Records from a data collection:

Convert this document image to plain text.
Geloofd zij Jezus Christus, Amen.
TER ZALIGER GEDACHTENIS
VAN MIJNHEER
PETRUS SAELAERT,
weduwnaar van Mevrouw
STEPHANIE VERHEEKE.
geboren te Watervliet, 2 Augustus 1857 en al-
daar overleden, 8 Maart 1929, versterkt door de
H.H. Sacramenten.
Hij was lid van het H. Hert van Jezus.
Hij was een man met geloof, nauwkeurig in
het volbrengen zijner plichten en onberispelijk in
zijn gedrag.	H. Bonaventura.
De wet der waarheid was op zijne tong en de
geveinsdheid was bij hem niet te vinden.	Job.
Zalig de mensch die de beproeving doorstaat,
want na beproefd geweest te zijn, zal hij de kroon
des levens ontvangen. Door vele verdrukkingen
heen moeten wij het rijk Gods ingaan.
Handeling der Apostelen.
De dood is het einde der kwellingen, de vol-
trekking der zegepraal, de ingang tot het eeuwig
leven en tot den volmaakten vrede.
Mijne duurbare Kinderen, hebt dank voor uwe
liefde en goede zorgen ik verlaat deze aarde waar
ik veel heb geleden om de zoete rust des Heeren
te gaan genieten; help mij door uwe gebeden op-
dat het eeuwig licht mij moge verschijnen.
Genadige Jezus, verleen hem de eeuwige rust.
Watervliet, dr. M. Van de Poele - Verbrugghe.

TASK TO CARRY OUT
Give the material above again, word for word.

FINISHED ANSWER
Convert this document image to plain text.
Geloofd zij Jezus Christus, Amen.
TER ZALIGER GEDACHTENIS
VAN MIJNHEER
PETRUS SAELAERT,
weduwnaar van Mevrouw
STEPHANIE VERHEEKE.
geboren te Watervliet, 2 Augustus 1857 en al-
daar overleden, 8 Maart 1929, versterkt door de
H.H. Sacramenten.
Hij was lid van het H. Hert van Jezus.
Hij was een man met geloof, nauwkeurig in
het volbrengen zijner plichten en onberispelijk in
zijn gedrag.	H. Bonaventura.
De wet der waarheid was op zijne tong en de
geveinsdheid was bij hem niet te vinden.	Job.
Zalig de mensch die de beproeving doorstaat,
want na beproefd geweest te zijn, zal hij de kroon
des levens ontvangen. Door vele verdrukkingen
heen moeten wij het rijk Gods ingaan.
Handeling der Apostelen.
De dood is het einde der kwellingen, de vol-
trekking der zegepraal, de ingang tot het eeuwig
leven en tot den volmaakten vrede.
Mijne duurbare Kinderen, hebt dank voor uwe
liefde en goede zorgen ik verlaat deze aarde waar
ik veel heb geleden om de zoete rust des Heeren
te gaan genieten; help mij door uwe gebeden op-
dat het eeuwig licht mij moge verschijnen.
Genadige Jezus, verleen hem de eeuwige rust.
Watervliet, dr. M. Van de Poele - Verbrugghe.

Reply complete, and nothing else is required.